Required task: Using the listing below, copy every line that mentions "name".

********

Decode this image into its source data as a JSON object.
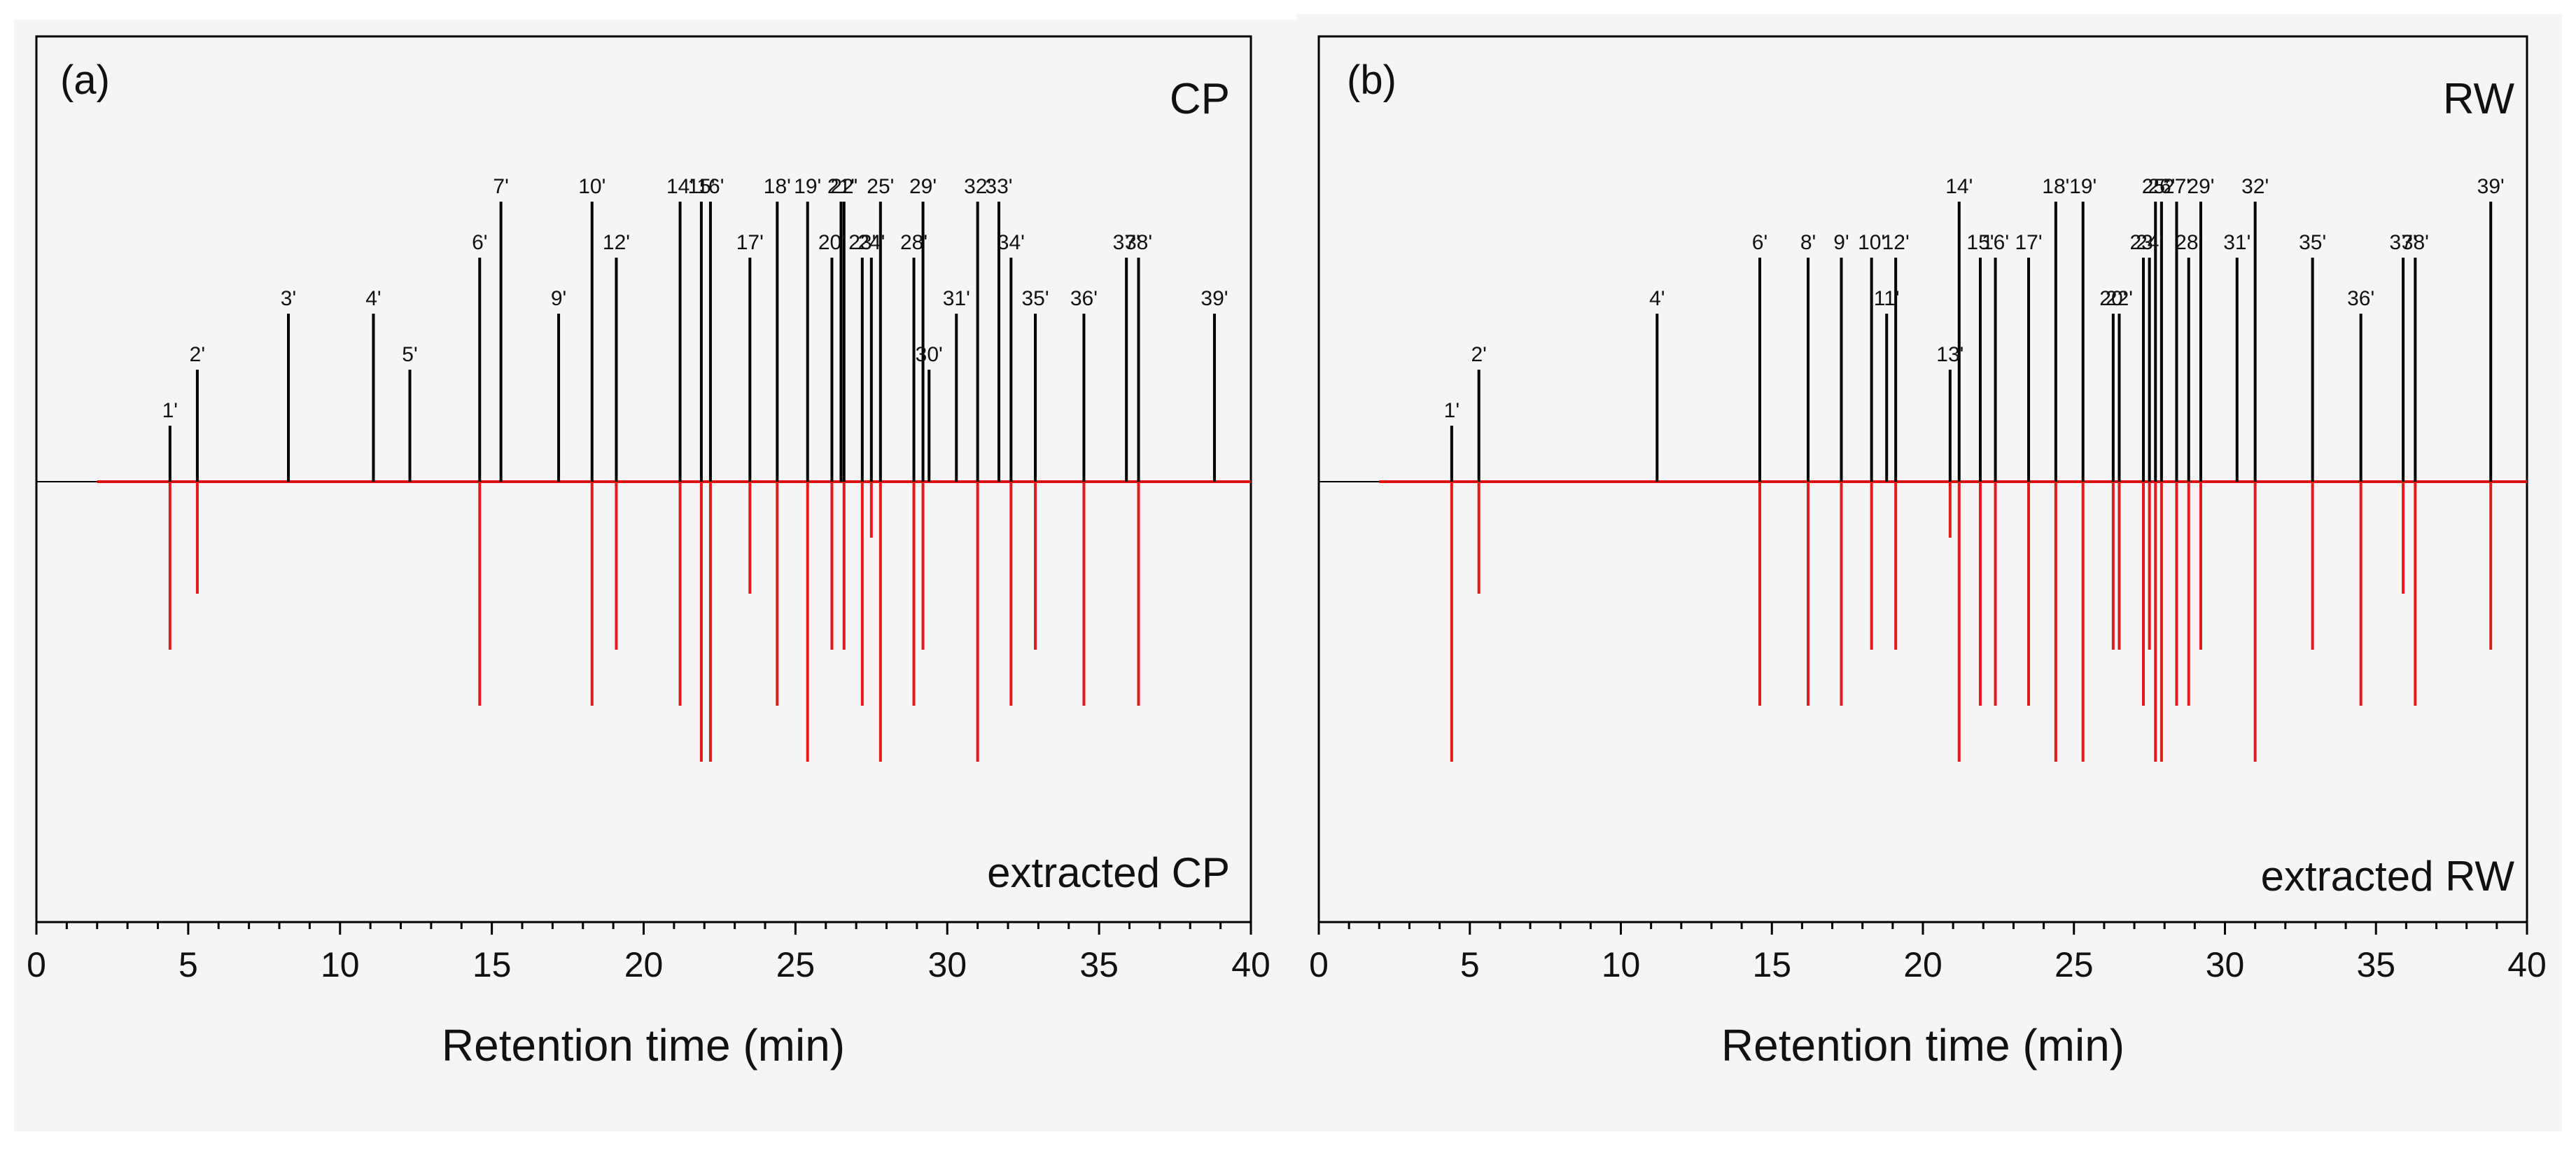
{
  "chart_data": [
    {
      "type": "stick",
      "panel_label": "(a)",
      "title_top": "CP",
      "title_bottom": "extracted CP",
      "xlabel": "Retention time (min)",
      "xlim": [
        0,
        40
      ],
      "xticks": [
        "0",
        "5",
        "10",
        "15",
        "20",
        "25",
        "30",
        "35",
        "40"
      ],
      "ylim": [
        -1,
        1
      ],
      "series": [
        {
          "name": "CP",
          "color": "#000000",
          "peaks": [
            {
              "label": "1'",
              "x": 4.4,
              "y": 0.2
            },
            {
              "label": "2'",
              "x": 5.3,
              "y": 0.4
            },
            {
              "label": "3'",
              "x": 8.3,
              "y": 0.6
            },
            {
              "label": "4'",
              "x": 11.1,
              "y": 0.6
            },
            {
              "label": "5'",
              "x": 12.3,
              "y": 0.4
            },
            {
              "label": "6'",
              "x": 14.6,
              "y": 0.8
            },
            {
              "label": "7'",
              "x": 15.3,
              "y": 1.0
            },
            {
              "label": "9'",
              "x": 17.2,
              "y": 0.6
            },
            {
              "label": "10'",
              "x": 18.3,
              "y": 1.0
            },
            {
              "label": "12'",
              "x": 19.1,
              "y": 0.8
            },
            {
              "label": "14'",
              "x": 21.2,
              "y": 1.0
            },
            {
              "label": "15'",
              "x": 21.9,
              "y": 1.0
            },
            {
              "label": "16'",
              "x": 22.2,
              "y": 1.0
            },
            {
              "label": "17'",
              "x": 23.5,
              "y": 0.8
            },
            {
              "label": "18'",
              "x": 24.4,
              "y": 1.0
            },
            {
              "label": "19'",
              "x": 25.4,
              "y": 1.0
            },
            {
              "label": "20'",
              "x": 26.2,
              "y": 0.8
            },
            {
              "label": "21'",
              "x": 26.5,
              "y": 1.0
            },
            {
              "label": "22'",
              "x": 26.6,
              "y": 1.0
            },
            {
              "label": "23'",
              "x": 27.2,
              "y": 0.8
            },
            {
              "label": "24'",
              "x": 27.5,
              "y": 0.8
            },
            {
              "label": "25'",
              "x": 27.8,
              "y": 1.0
            },
            {
              "label": "28'",
              "x": 28.9,
              "y": 0.8
            },
            {
              "label": "29'",
              "x": 29.2,
              "y": 1.0
            },
            {
              "label": "30'",
              "x": 29.4,
              "y": 0.4
            },
            {
              "label": "31'",
              "x": 30.3,
              "y": 0.6
            },
            {
              "label": "32'",
              "x": 31.0,
              "y": 1.0
            },
            {
              "label": "33'",
              "x": 31.7,
              "y": 1.0
            },
            {
              "label": "34'",
              "x": 32.1,
              "y": 0.8
            },
            {
              "label": "35'",
              "x": 32.9,
              "y": 0.6
            },
            {
              "label": "36'",
              "x": 34.5,
              "y": 0.6
            },
            {
              "label": "37'",
              "x": 35.9,
              "y": 0.8
            },
            {
              "label": "38'",
              "x": 36.3,
              "y": 0.8
            },
            {
              "label": "39'",
              "x": 38.8,
              "y": 0.6
            }
          ]
        },
        {
          "name": "extracted CP",
          "color": "#e31a1c",
          "peaks": [
            {
              "x": 4.4,
              "y": -0.6
            },
            {
              "x": 5.3,
              "y": -0.4
            },
            {
              "x": 14.6,
              "y": -0.8
            },
            {
              "x": 18.3,
              "y": -0.8
            },
            {
              "x": 19.1,
              "y": -0.6
            },
            {
              "x": 21.2,
              "y": -0.8
            },
            {
              "x": 21.9,
              "y": -1.0
            },
            {
              "x": 22.2,
              "y": -1.0
            },
            {
              "x": 23.5,
              "y": -0.4
            },
            {
              "x": 24.4,
              "y": -0.8
            },
            {
              "x": 25.4,
              "y": -1.0
            },
            {
              "x": 26.2,
              "y": -0.6
            },
            {
              "x": 26.6,
              "y": -0.6
            },
            {
              "x": 27.2,
              "y": -0.8
            },
            {
              "x": 27.5,
              "y": -0.2
            },
            {
              "x": 27.8,
              "y": -1.0
            },
            {
              "x": 28.9,
              "y": -0.8
            },
            {
              "x": 29.2,
              "y": -0.6
            },
            {
              "x": 31.0,
              "y": -1.0
            },
            {
              "x": 32.1,
              "y": -0.8
            },
            {
              "x": 32.9,
              "y": -0.6
            },
            {
              "x": 34.5,
              "y": -0.8
            },
            {
              "x": 36.3,
              "y": -0.8
            }
          ]
        }
      ]
    },
    {
      "type": "stick",
      "panel_label": "(b)",
      "title_top": "RW",
      "title_bottom": "extracted RW",
      "xlabel": "Retention time (min)",
      "xlim": [
        0,
        40
      ],
      "xticks": [
        "0",
        "5",
        "10",
        "15",
        "20",
        "25",
        "30",
        "35",
        "40"
      ],
      "ylim": [
        -1,
        1
      ],
      "series": [
        {
          "name": "RW",
          "color": "#000000",
          "peaks": [
            {
              "label": "1'",
              "x": 4.4,
              "y": 0.2
            },
            {
              "label": "2'",
              "x": 5.3,
              "y": 0.4
            },
            {
              "label": "4'",
              "x": 11.2,
              "y": 0.6
            },
            {
              "label": "6'",
              "x": 14.6,
              "y": 0.8
            },
            {
              "label": "8'",
              "x": 16.2,
              "y": 0.8
            },
            {
              "label": "9'",
              "x": 17.3,
              "y": 0.8
            },
            {
              "label": "10'",
              "x": 18.3,
              "y": 0.8
            },
            {
              "label": "11'",
              "x": 18.8,
              "y": 0.6
            },
            {
              "label": "12'",
              "x": 19.1,
              "y": 0.8
            },
            {
              "label": "13'",
              "x": 20.9,
              "y": 0.4
            },
            {
              "label": "14'",
              "x": 21.2,
              "y": 1.0
            },
            {
              "label": "15'",
              "x": 21.9,
              "y": 0.8
            },
            {
              "label": "16'",
              "x": 22.4,
              "y": 0.8
            },
            {
              "label": "17'",
              "x": 23.5,
              "y": 0.8
            },
            {
              "label": "18'",
              "x": 24.4,
              "y": 1.0
            },
            {
              "label": "19'",
              "x": 25.3,
              "y": 1.0
            },
            {
              "label": "20'",
              "x": 26.3,
              "y": 0.6
            },
            {
              "label": "22'",
              "x": 26.5,
              "y": 0.6
            },
            {
              "label": "23'",
              "x": 27.3,
              "y": 0.8
            },
            {
              "label": "24'",
              "x": 27.5,
              "y": 0.8
            },
            {
              "label": "25'",
              "x": 27.7,
              "y": 1.0
            },
            {
              "label": "26'",
              "x": 27.9,
              "y": 1.0
            },
            {
              "label": "27'",
              "x": 28.4,
              "y": 1.0
            },
            {
              "label": "28'",
              "x": 28.8,
              "y": 0.8
            },
            {
              "label": "29'",
              "x": 29.2,
              "y": 1.0
            },
            {
              "label": "31'",
              "x": 30.4,
              "y": 0.8
            },
            {
              "label": "32'",
              "x": 31.0,
              "y": 1.0
            },
            {
              "label": "35'",
              "x": 32.9,
              "y": 0.8
            },
            {
              "label": "36'",
              "x": 34.5,
              "y": 0.6
            },
            {
              "label": "37'",
              "x": 35.9,
              "y": 0.8
            },
            {
              "label": "38'",
              "x": 36.3,
              "y": 0.8
            },
            {
              "label": "39'",
              "x": 38.8,
              "y": 1.0
            }
          ]
        },
        {
          "name": "extracted RW",
          "color": "#e31a1c",
          "peaks": [
            {
              "x": 4.4,
              "y": -1.0
            },
            {
              "x": 5.3,
              "y": -0.4
            },
            {
              "x": 14.6,
              "y": -0.8
            },
            {
              "x": 16.2,
              "y": -0.8
            },
            {
              "x": 17.3,
              "y": -0.8
            },
            {
              "x": 18.3,
              "y": -0.6
            },
            {
              "x": 19.1,
              "y": -0.6
            },
            {
              "x": 20.9,
              "y": -0.2
            },
            {
              "x": 21.2,
              "y": -1.0
            },
            {
              "x": 21.9,
              "y": -0.8
            },
            {
              "x": 22.4,
              "y": -0.8
            },
            {
              "x": 23.5,
              "y": -0.8
            },
            {
              "x": 24.4,
              "y": -1.0
            },
            {
              "x": 25.3,
              "y": -1.0
            },
            {
              "x": 26.3,
              "y": -0.6
            },
            {
              "x": 26.5,
              "y": -0.6
            },
            {
              "x": 27.3,
              "y": -0.8
            },
            {
              "x": 27.5,
              "y": -0.6
            },
            {
              "x": 27.7,
              "y": -1.0
            },
            {
              "x": 27.9,
              "y": -1.0
            },
            {
              "x": 28.4,
              "y": -0.8
            },
            {
              "x": 28.8,
              "y": -0.8
            },
            {
              "x": 29.2,
              "y": -0.6
            },
            {
              "x": 31.0,
              "y": -1.0
            },
            {
              "x": 32.9,
              "y": -0.6
            },
            {
              "x": 34.5,
              "y": -0.8
            },
            {
              "x": 35.9,
              "y": -0.4
            },
            {
              "x": 36.3,
              "y": -0.8
            },
            {
              "x": 38.8,
              "y": -0.6
            }
          ]
        }
      ]
    }
  ]
}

********

Reply:
          "name": "CP",
          "name": "extracted CP",
          "name": "RW",
          "name": "extracted RW",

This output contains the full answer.